Quote, verbatim, all material below, without pictures.
— BEGIN Listed records —
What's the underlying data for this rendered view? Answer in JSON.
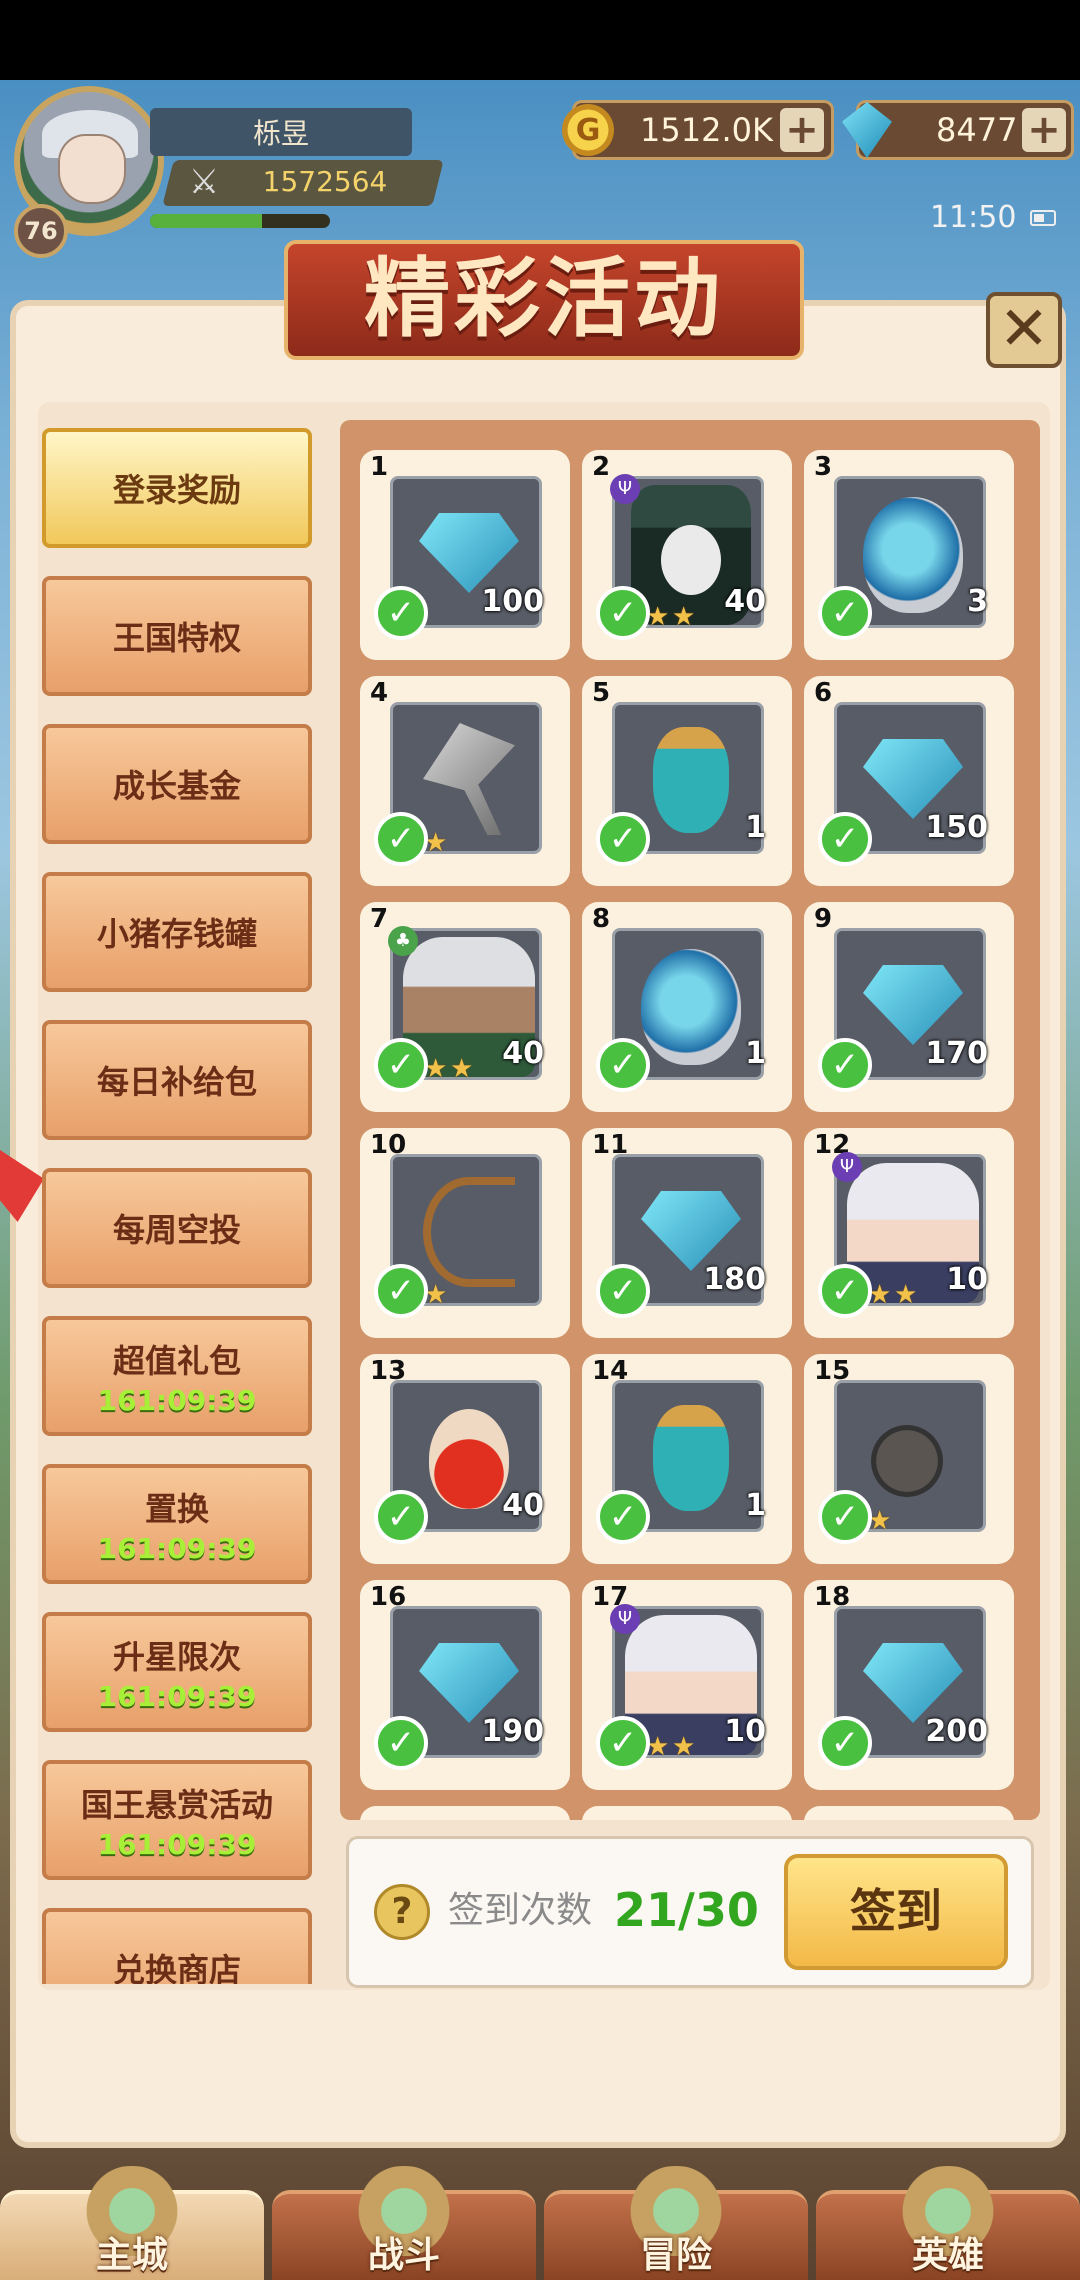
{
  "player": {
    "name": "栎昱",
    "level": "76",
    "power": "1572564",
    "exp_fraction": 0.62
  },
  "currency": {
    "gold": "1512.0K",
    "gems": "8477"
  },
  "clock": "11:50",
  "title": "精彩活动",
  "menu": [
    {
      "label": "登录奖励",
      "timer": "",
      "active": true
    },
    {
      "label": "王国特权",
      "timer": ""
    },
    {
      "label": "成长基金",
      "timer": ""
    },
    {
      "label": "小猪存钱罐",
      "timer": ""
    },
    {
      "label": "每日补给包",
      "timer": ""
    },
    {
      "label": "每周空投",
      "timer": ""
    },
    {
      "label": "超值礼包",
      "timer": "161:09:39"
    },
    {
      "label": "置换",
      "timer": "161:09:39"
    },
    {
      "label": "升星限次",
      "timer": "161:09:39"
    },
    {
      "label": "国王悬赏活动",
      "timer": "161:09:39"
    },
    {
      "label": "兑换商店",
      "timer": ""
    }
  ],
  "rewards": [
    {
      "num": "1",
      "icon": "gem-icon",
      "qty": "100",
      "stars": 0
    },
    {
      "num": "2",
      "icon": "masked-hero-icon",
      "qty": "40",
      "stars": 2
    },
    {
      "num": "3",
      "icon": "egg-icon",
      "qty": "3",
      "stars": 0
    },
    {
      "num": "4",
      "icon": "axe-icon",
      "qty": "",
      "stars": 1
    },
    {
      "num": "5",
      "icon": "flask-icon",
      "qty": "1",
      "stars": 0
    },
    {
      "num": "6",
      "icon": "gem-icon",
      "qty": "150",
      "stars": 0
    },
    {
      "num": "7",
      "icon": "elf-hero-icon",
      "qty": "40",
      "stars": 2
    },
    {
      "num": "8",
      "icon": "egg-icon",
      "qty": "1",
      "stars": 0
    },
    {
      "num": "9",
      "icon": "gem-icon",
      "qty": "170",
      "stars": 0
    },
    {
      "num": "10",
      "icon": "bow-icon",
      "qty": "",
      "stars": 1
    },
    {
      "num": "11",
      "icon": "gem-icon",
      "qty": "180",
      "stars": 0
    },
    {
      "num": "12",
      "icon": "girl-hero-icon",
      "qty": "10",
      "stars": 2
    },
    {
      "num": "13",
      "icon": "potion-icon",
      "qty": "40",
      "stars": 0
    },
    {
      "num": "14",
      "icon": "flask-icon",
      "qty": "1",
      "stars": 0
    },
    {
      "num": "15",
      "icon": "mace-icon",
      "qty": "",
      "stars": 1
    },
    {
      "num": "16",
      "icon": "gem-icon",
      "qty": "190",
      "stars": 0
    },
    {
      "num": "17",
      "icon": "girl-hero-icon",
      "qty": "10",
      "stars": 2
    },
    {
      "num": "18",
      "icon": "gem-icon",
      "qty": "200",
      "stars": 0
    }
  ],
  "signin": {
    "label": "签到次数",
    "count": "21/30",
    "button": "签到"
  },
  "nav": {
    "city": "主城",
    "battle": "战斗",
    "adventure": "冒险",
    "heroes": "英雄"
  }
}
— END Listed records —
• _Solution to this exercise_
What's the underlying data for this rendered view? Answer in JSON.
{
  "player": {
    "name": "栎昱",
    "level": "76",
    "power": "1572564",
    "exp_fraction": 0.62
  },
  "currency": {
    "gold": "1512.0K",
    "gems": "8477"
  },
  "clock": "11:50",
  "title": "精彩活动",
  "menu": [
    {
      "label": "登录奖励",
      "timer": "",
      "active": true
    },
    {
      "label": "王国特权",
      "timer": ""
    },
    {
      "label": "成长基金",
      "timer": ""
    },
    {
      "label": "小猪存钱罐",
      "timer": ""
    },
    {
      "label": "每日补给包",
      "timer": ""
    },
    {
      "label": "每周空投",
      "timer": ""
    },
    {
      "label": "超值礼包",
      "timer": "161:09:39"
    },
    {
      "label": "置换",
      "timer": "161:09:39"
    },
    {
      "label": "升星限次",
      "timer": "161:09:39"
    },
    {
      "label": "国王悬赏活动",
      "timer": "161:09:39"
    },
    {
      "label": "兑换商店",
      "timer": ""
    }
  ],
  "rewards": [
    {
      "num": "1",
      "icon": "gem-icon",
      "qty": "100",
      "stars": 0
    },
    {
      "num": "2",
      "icon": "masked-hero-icon",
      "qty": "40",
      "stars": 2
    },
    {
      "num": "3",
      "icon": "egg-icon",
      "qty": "3",
      "stars": 0
    },
    {
      "num": "4",
      "icon": "axe-icon",
      "qty": "",
      "stars": 1
    },
    {
      "num": "5",
      "icon": "flask-icon",
      "qty": "1",
      "stars": 0
    },
    {
      "num": "6",
      "icon": "gem-icon",
      "qty": "150",
      "stars": 0
    },
    {
      "num": "7",
      "icon": "elf-hero-icon",
      "qty": "40",
      "stars": 2
    },
    {
      "num": "8",
      "icon": "egg-icon",
      "qty": "1",
      "stars": 0
    },
    {
      "num": "9",
      "icon": "gem-icon",
      "qty": "170",
      "stars": 0
    },
    {
      "num": "10",
      "icon": "bow-icon",
      "qty": "",
      "stars": 1
    },
    {
      "num": "11",
      "icon": "gem-icon",
      "qty": "180",
      "stars": 0
    },
    {
      "num": "12",
      "icon": "girl-hero-icon",
      "qty": "10",
      "stars": 2
    },
    {
      "num": "13",
      "icon": "potion-icon",
      "qty": "40",
      "stars": 0
    },
    {
      "num": "14",
      "icon": "flask-icon",
      "qty": "1",
      "stars": 0
    },
    {
      "num": "15",
      "icon": "mace-icon",
      "qty": "",
      "stars": 1
    },
    {
      "num": "16",
      "icon": "gem-icon",
      "qty": "190",
      "stars": 0
    },
    {
      "num": "17",
      "icon": "girl-hero-icon",
      "qty": "10",
      "stars": 2
    },
    {
      "num": "18",
      "icon": "gem-icon",
      "qty": "200",
      "stars": 0
    }
  ],
  "signin": {
    "label": "签到次数",
    "count": "21/30",
    "button": "签到"
  },
  "nav": {
    "city": "主城",
    "battle": "战斗",
    "adventure": "冒险",
    "heroes": "英雄"
  }
}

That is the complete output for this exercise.